──────── Exercise materials

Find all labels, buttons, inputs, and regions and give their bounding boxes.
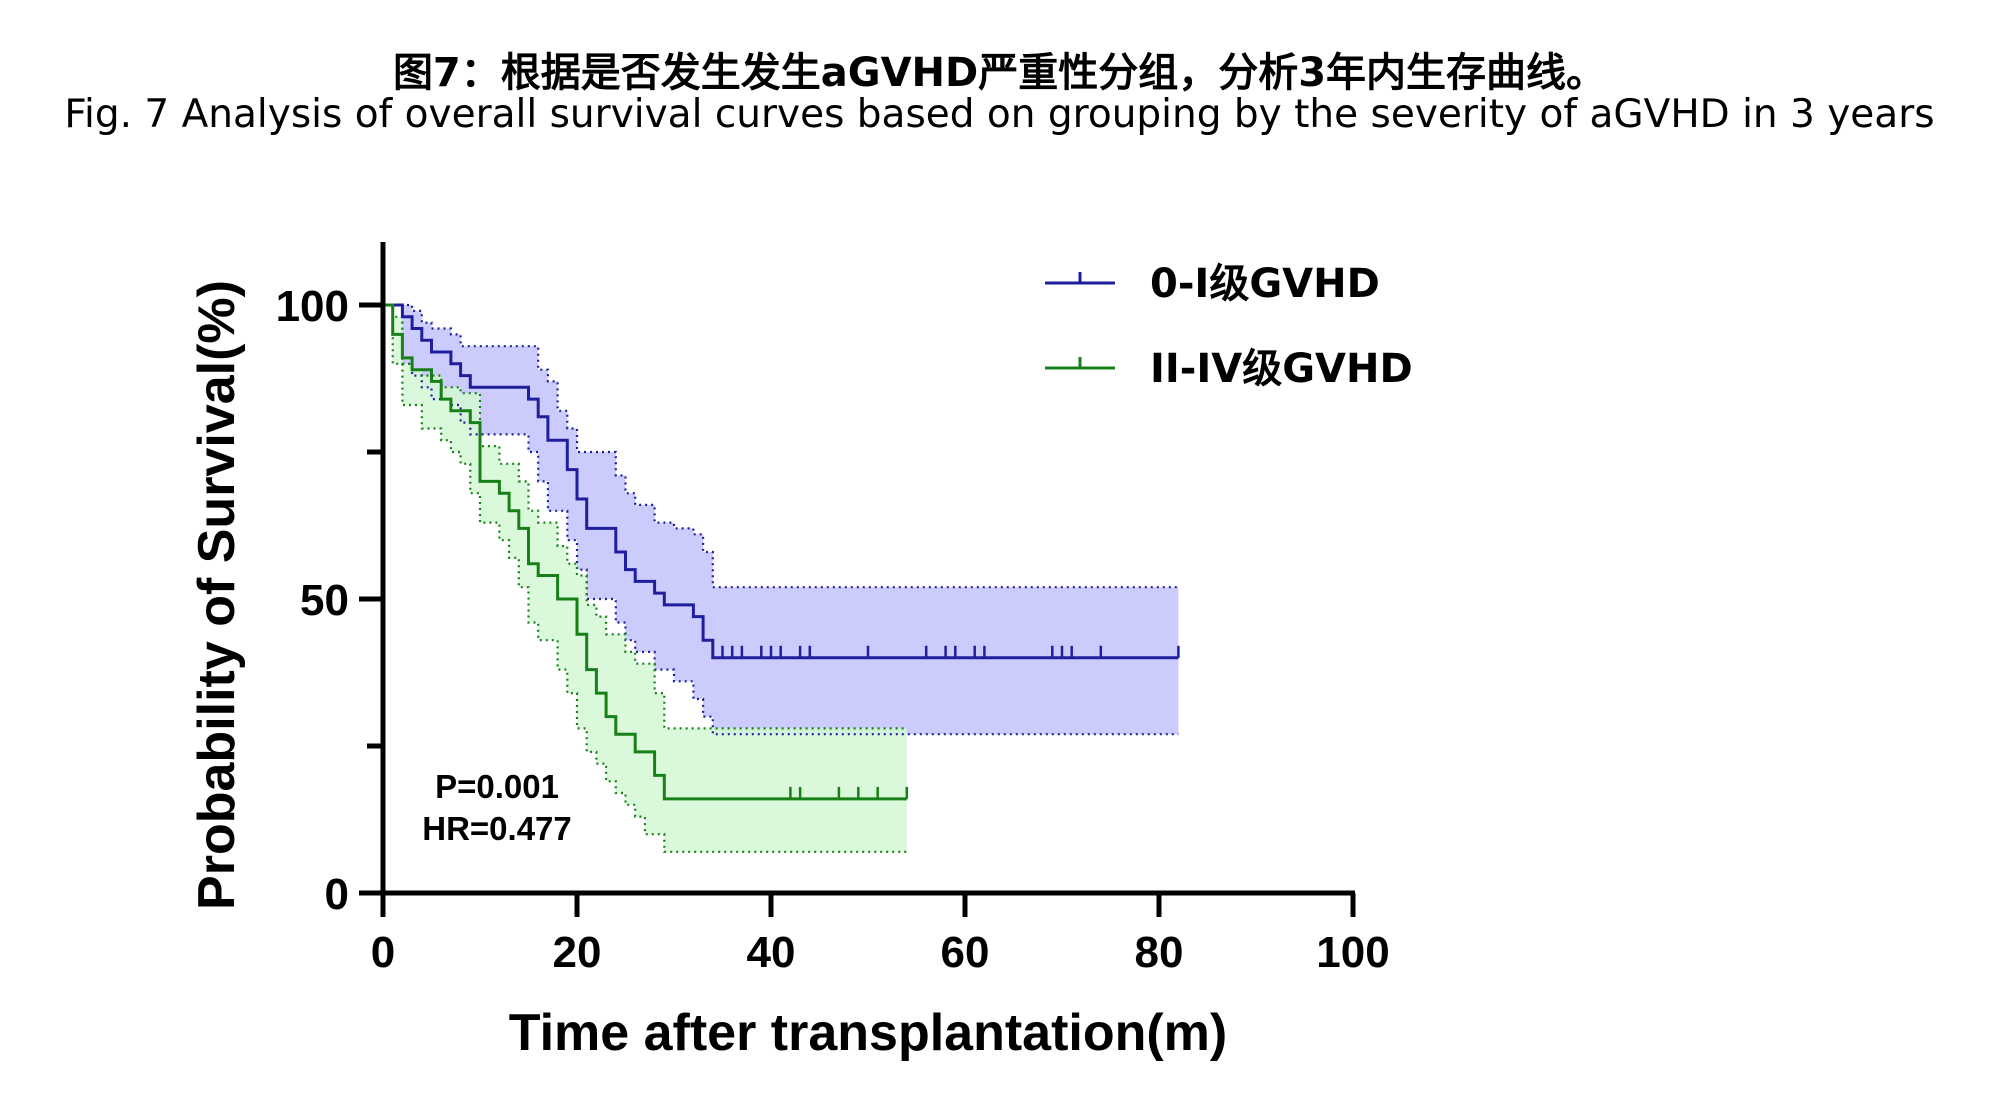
x-axis-title: Time after transplantation(m) xyxy=(509,1004,1227,1062)
legend: 0-I级GVHD II-IV级GVHD xyxy=(1045,261,1413,392)
x-tick-label-60: 60 xyxy=(941,928,990,977)
p-value-label: P=0.001 xyxy=(435,768,559,805)
ci-lower-group-0 xyxy=(383,303,1179,736)
x-tick-label-80: 80 xyxy=(1135,928,1184,977)
axes: 0 20 40 60 80 100 0 50 100 xyxy=(276,242,1390,977)
y-tick-label-100: 100 xyxy=(276,282,349,331)
x-tick-label-100: 100 xyxy=(1316,928,1389,977)
legend-label-group-0: 0-I级GVHD xyxy=(1150,261,1380,307)
x-tick-label-20: 20 xyxy=(553,928,602,977)
hazard-ratio-label: HR=0.477 xyxy=(422,810,572,847)
x-tick-label-40: 40 xyxy=(747,928,796,977)
legend-label-group-1: II-IV级GVHD xyxy=(1150,346,1413,392)
ci-band-group-1 xyxy=(383,305,907,852)
y-axis-title: Probability of Survival(%) xyxy=(188,280,246,910)
figure-title-chinese: 图7：根据是否发生发生aGVHD严重性分组，分析3年内生存曲线。 xyxy=(392,50,1607,96)
survival-line-group-1 xyxy=(383,303,907,801)
ci-band-group-0 xyxy=(383,305,1179,735)
y-tick-label-0: 0 xyxy=(325,870,349,919)
y-tick-label-50: 50 xyxy=(300,576,349,625)
confidence-bands xyxy=(383,305,1179,852)
survival-line-group-0 xyxy=(383,303,1179,660)
x-tick-label-0: 0 xyxy=(371,928,395,977)
survival-curves xyxy=(383,303,1180,853)
figure-title-english: Fig. 7 Analysis of overall survival curv… xyxy=(64,92,1935,137)
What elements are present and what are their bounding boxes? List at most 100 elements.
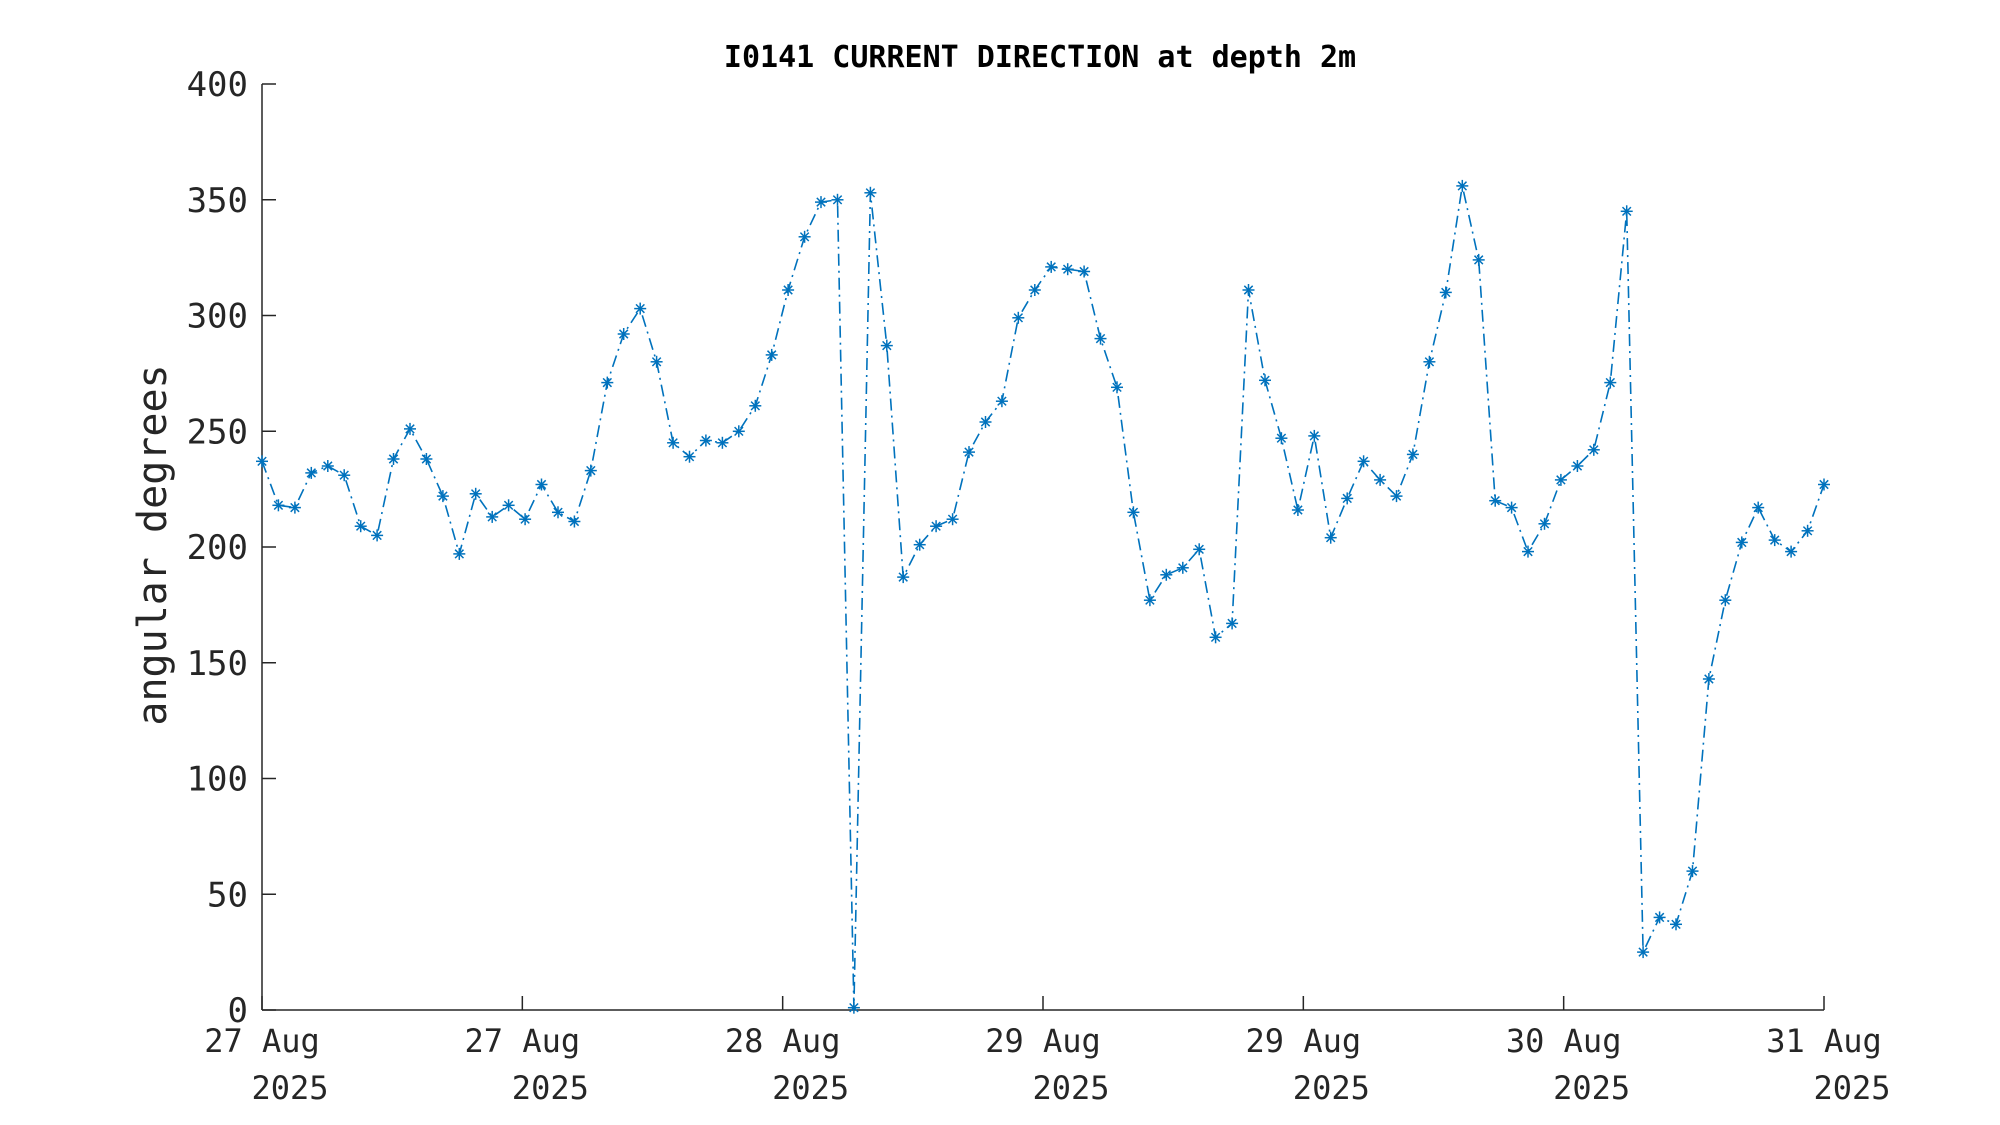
data-point	[617, 328, 630, 340]
x-tick-label-date: 27 Aug	[204, 1022, 320, 1060]
x-tick-label-year: 2025	[251, 1069, 328, 1107]
x-tick-label-year: 2025	[1293, 1069, 1370, 1107]
plot-area: 0 50 100 150 200 250 300 350 400 27 Aug 2025 27 Au…	[187, 65, 1891, 1107]
data-point	[1702, 673, 1715, 685]
data-point	[946, 513, 959, 526]
data-point	[1308, 429, 1321, 442]
y-ticks: 0 50 100 150 200 250 300 350 400	[187, 65, 276, 1031]
y-tick-label: 350	[187, 181, 248, 221]
y-tick-label: 250	[187, 412, 248, 452]
data-point	[1406, 448, 1419, 461]
chart-title: I0141 CURRENT DIRECTION at depth 2m	[724, 40, 1356, 75]
data-point	[864, 186, 877, 199]
data-point	[1456, 179, 1469, 192]
data-point	[1653, 911, 1666, 924]
data-point	[1176, 561, 1189, 574]
data-point	[1637, 946, 1650, 959]
x-tick-label-year: 2025	[1032, 1069, 1109, 1107]
data-point	[1571, 460, 1584, 472]
data-point	[1341, 492, 1354, 505]
data-point	[321, 460, 334, 472]
data-point	[1768, 534, 1781, 547]
data-point	[1045, 260, 1058, 273]
data-point	[1818, 478, 1830, 491]
data-point	[1127, 506, 1140, 519]
data-point	[732, 425, 745, 438]
data-point	[436, 490, 449, 503]
data-point	[979, 416, 992, 428]
data-point	[387, 453, 400, 465]
y-tick-label: 200	[187, 528, 248, 568]
data-point	[667, 436, 680, 449]
data-point	[1587, 443, 1600, 456]
data-point	[338, 469, 351, 482]
data-point	[1012, 311, 1025, 324]
x-tick-label-date: 27 Aug	[465, 1022, 581, 1060]
data-point	[1226, 617, 1239, 630]
data-point	[486, 510, 499, 523]
data-point	[963, 446, 975, 459]
y-tick-label: 400	[187, 65, 248, 105]
data-point	[749, 399, 762, 412]
data-point	[1078, 265, 1091, 278]
y-tick-label: 150	[187, 644, 248, 684]
data-point	[1489, 494, 1502, 507]
y-tick-label: 300	[187, 297, 248, 337]
x-tick-label-date: 30 Aug	[1506, 1022, 1622, 1060]
data-point	[568, 515, 581, 528]
data-point	[1390, 490, 1403, 503]
data-point	[815, 196, 827, 209]
x-tick-label-year: 2025	[1813, 1069, 1890, 1107]
data-point	[584, 464, 597, 477]
y-axis-label: angular degrees	[130, 364, 176, 725]
data-point	[1670, 918, 1682, 931]
data-point	[880, 339, 893, 352]
x-tick-label-date: 31 Aug	[1766, 1022, 1882, 1060]
data-point	[699, 434, 712, 447]
x-tick-label-date: 29 Aug	[1246, 1022, 1362, 1060]
data-point	[1522, 545, 1534, 558]
y-tick-label: 0	[228, 991, 248, 1031]
data-point	[1752, 501, 1765, 514]
data-point	[798, 230, 811, 243]
y-tick-label: 50	[207, 875, 248, 915]
data-point	[1785, 545, 1798, 558]
data-point	[1735, 536, 1748, 549]
data-point	[1061, 263, 1074, 276]
data-point	[1554, 473, 1567, 486]
data-point	[847, 1001, 860, 1014]
data-point	[305, 466, 318, 479]
series-group	[256, 179, 1830, 1014]
data-point	[1374, 473, 1387, 486]
data-point	[272, 499, 285, 512]
data-point	[995, 395, 1008, 408]
data-point	[1719, 594, 1732, 607]
data-point	[1259, 374, 1271, 387]
data-point	[354, 520, 367, 533]
x-tick-label-year: 2025	[772, 1069, 849, 1107]
data-point	[1094, 332, 1107, 345]
data-point	[1143, 594, 1156, 607]
y-tick-label: 100	[187, 760, 248, 800]
data-point	[1357, 455, 1370, 468]
data-point	[404, 422, 416, 435]
data-point	[765, 348, 778, 361]
data-point	[535, 478, 548, 491]
data-point	[371, 529, 384, 542]
x-tick-label-year: 2025	[512, 1069, 589, 1107]
data-point	[469, 487, 482, 500]
data-point	[1160, 568, 1173, 581]
data-point	[1242, 284, 1255, 296]
data-point	[1291, 504, 1304, 516]
data-point	[502, 499, 515, 512]
data-point	[420, 453, 433, 465]
data-point	[634, 302, 647, 315]
series-line	[261, 185, 1825, 1008]
x-ticks: 27 Aug 2025 27 Aug 2025 28 Aug 2025 29 Aug 2025…	[204, 996, 1891, 1107]
data-point	[913, 538, 926, 551]
data-point	[831, 193, 844, 206]
x-tick-label-year: 2025	[1553, 1069, 1630, 1107]
data-point	[1472, 253, 1485, 266]
data-point	[1423, 355, 1436, 368]
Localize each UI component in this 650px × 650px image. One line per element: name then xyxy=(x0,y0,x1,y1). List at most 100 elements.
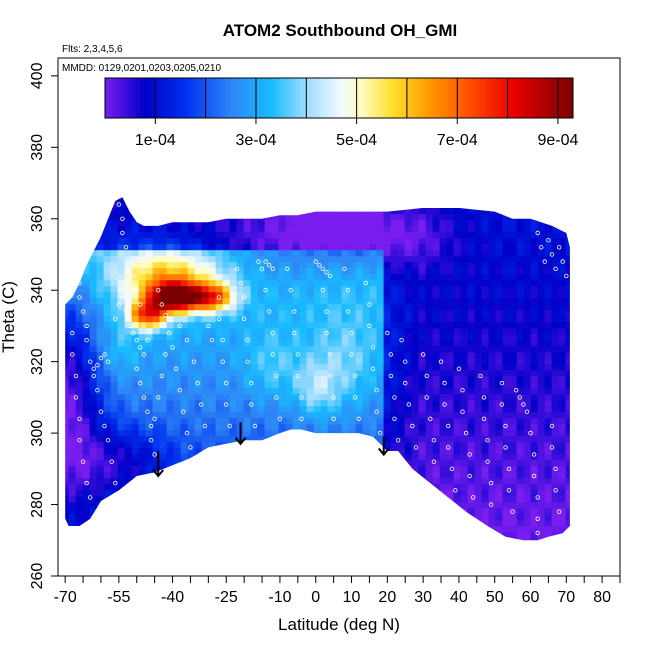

────────────────

Could you copy all of the entries above word for word, leaving out the pictures?

* **Result of this task**:
Find all labels, buttons, inputs, and regions and give their bounding boxes.
x-axis-title: Time after transplantation(m) xyxy=(509,1004,1227,1062)
legend: 0-I级GVHD II-IV级GVHD xyxy=(1045,261,1413,392)
x-tick-label-60: 60 xyxy=(941,928,990,977)
p-value-label: P=0.001 xyxy=(435,768,559,805)
ci-lower-group-0 xyxy=(383,303,1179,736)
x-tick-label-80: 80 xyxy=(1135,928,1184,977)
axes: 0 20 40 60 80 100 0 50 100 xyxy=(276,242,1390,977)
y-tick-label-100: 100 xyxy=(276,282,349,331)
x-tick-label-100: 100 xyxy=(1316,928,1389,977)
legend-label-group-0: 0-I级GVHD xyxy=(1150,261,1380,307)
x-tick-label-20: 20 xyxy=(553,928,602,977)
hazard-ratio-label: HR=0.477 xyxy=(422,810,572,847)
x-tick-label-40: 40 xyxy=(747,928,796,977)
legend-label-group-1: II-IV级GVHD xyxy=(1150,346,1413,392)
ci-band-group-1 xyxy=(383,305,907,852)
y-axis-title: Probability of Survival(%) xyxy=(188,280,246,910)
figure-title-chinese: 图7：根据是否发生发生aGVHD严重性分组，分析3年内生存曲线。 xyxy=(392,50,1607,96)
survival-line-group-1 xyxy=(383,303,907,801)
ci-band-group-0 xyxy=(383,305,1179,735)
y-tick-label-0: 0 xyxy=(325,870,349,919)
y-tick-label-50: 50 xyxy=(300,576,349,625)
confidence-bands xyxy=(383,305,1179,852)
survival-line-group-0 xyxy=(383,303,1179,660)
x-tick-label-0: 0 xyxy=(371,928,395,977)
survival-curves xyxy=(383,303,1180,853)
figure-title-english: Fig. 7 Analysis of overall survival curv… xyxy=(64,92,1935,137)
What elements are present and what are their bounding boxes? List at most 100 elements.
data-point	[617, 328, 630, 340]
x-tick-label-date: 27 Aug	[204, 1022, 320, 1060]
x-tick-label-year: 2025	[251, 1069, 328, 1107]
x-tick-label-year: 2025	[1293, 1069, 1370, 1107]
plot-area: 0 50 100 150 200 250 300 350 400 27 Aug 2025 27 Au…	[187, 65, 1891, 1107]
data-point	[1702, 673, 1715, 685]
data-point	[946, 513, 959, 526]
data-point	[1308, 429, 1321, 442]
y-ticks: 0 50 100 150 200 250 300 350 400	[187, 65, 276, 1031]
y-tick-label: 350	[187, 181, 248, 221]
y-tick-label: 250	[187, 412, 248, 452]
data-point	[1406, 448, 1419, 461]
chart-title: I0141 CURRENT DIRECTION at depth 2m	[724, 40, 1356, 75]
data-point	[864, 186, 877, 199]
data-point	[1456, 179, 1469, 192]
data-point	[1653, 911, 1666, 924]
data-point	[1176, 561, 1189, 574]
data-point	[1637, 946, 1650, 959]
x-tick-label-year: 2025	[1032, 1069, 1109, 1107]
data-point	[1571, 460, 1584, 472]
data-point	[1341, 492, 1354, 505]
data-point	[321, 460, 334, 472]
data-point	[1768, 534, 1781, 547]
data-point	[1045, 260, 1058, 273]
data-point	[1818, 478, 1830, 491]
data-point	[1127, 506, 1140, 519]
data-point	[732, 425, 745, 438]
data-point	[436, 490, 449, 503]
data-point	[979, 416, 992, 428]
data-point	[387, 453, 400, 465]
y-tick-label: 200	[187, 528, 248, 568]
data-point	[667, 436, 680, 449]
data-point	[1587, 443, 1600, 456]
data-point	[338, 469, 351, 482]
data-point	[1012, 311, 1025, 324]
x-tick-label-date: 27 Aug	[465, 1022, 581, 1060]
data-point	[1226, 617, 1239, 630]
data-point	[486, 510, 499, 523]
data-point	[963, 446, 975, 459]
y-tick-label: 400	[187, 65, 248, 105]
data-point	[749, 399, 762, 412]
data-point	[1078, 265, 1091, 278]
y-tick-label: 150	[187, 644, 248, 684]
data-point	[1489, 494, 1502, 507]
y-tick-label: 300	[187, 297, 248, 337]
x-tick-label-date: 30 Aug	[1506, 1022, 1622, 1060]
data-point	[568, 515, 581, 528]
data-point	[1390, 490, 1403, 503]
data-point	[815, 196, 827, 209]
x-tick-label-year: 2025	[1813, 1069, 1890, 1107]
data-point	[584, 464, 597, 477]
y-axis-label: angular degrees	[130, 364, 176, 725]
data-point	[1670, 918, 1682, 931]
data-point	[880, 339, 893, 352]
x-tick-label-date: 31 Aug	[1766, 1022, 1882, 1060]
data-point	[699, 434, 712, 447]
x-tick-label-date: 29 Aug	[1246, 1022, 1362, 1060]
data-point	[1522, 545, 1534, 558]
y-tick-label: 0	[228, 991, 248, 1031]
data-point	[1752, 501, 1765, 514]
data-point	[798, 230, 811, 243]
y-tick-label: 50	[207, 875, 248, 915]
data-point	[1785, 545, 1798, 558]
data-point	[1735, 536, 1748, 549]
data-point	[1061, 263, 1074, 276]
data-point	[1554, 473, 1567, 486]
data-point	[847, 1001, 860, 1014]
data-point	[305, 466, 318, 479]
series-group	[256, 179, 1830, 1014]
data-point	[1374, 473, 1387, 486]
data-point	[272, 499, 285, 512]
data-point	[995, 395, 1008, 408]
data-point	[1719, 594, 1732, 607]
data-point	[1259, 374, 1271, 387]
data-point	[354, 520, 367, 533]
x-tick-label-year: 2025	[772, 1069, 849, 1107]
data-point	[1094, 332, 1107, 345]
data-point	[1143, 594, 1156, 607]
y-tick-label: 100	[187, 760, 248, 800]
data-point	[1357, 455, 1370, 468]
data-point	[404, 422, 416, 435]
data-point	[765, 348, 778, 361]
data-point	[535, 478, 548, 491]
data-point	[371, 529, 384, 542]
x-tick-label-year: 2025	[512, 1069, 589, 1107]
data-point	[469, 487, 482, 500]
data-point	[1160, 568, 1173, 581]
data-point	[1242, 284, 1255, 296]
data-point	[1291, 504, 1304, 516]
data-point	[502, 499, 515, 512]
data-point	[420, 453, 433, 465]
data-point	[634, 302, 647, 315]
series-line	[261, 185, 1825, 1008]
x-ticks: 27 Aug 2025 27 Aug 2025 28 Aug 2025 29 Aug 2025…	[204, 996, 1891, 1107]
data-point	[913, 538, 926, 551]
data-point	[831, 193, 844, 206]
x-tick-label-year: 2025	[1553, 1069, 1630, 1107]
data-point	[1472, 253, 1485, 266]
data-point	[1423, 355, 1436, 368]
Localize each UI component in this 650px × 650px image. One line per element: name then xyxy=(x0,y0,x1,y1). List at most 100 elements.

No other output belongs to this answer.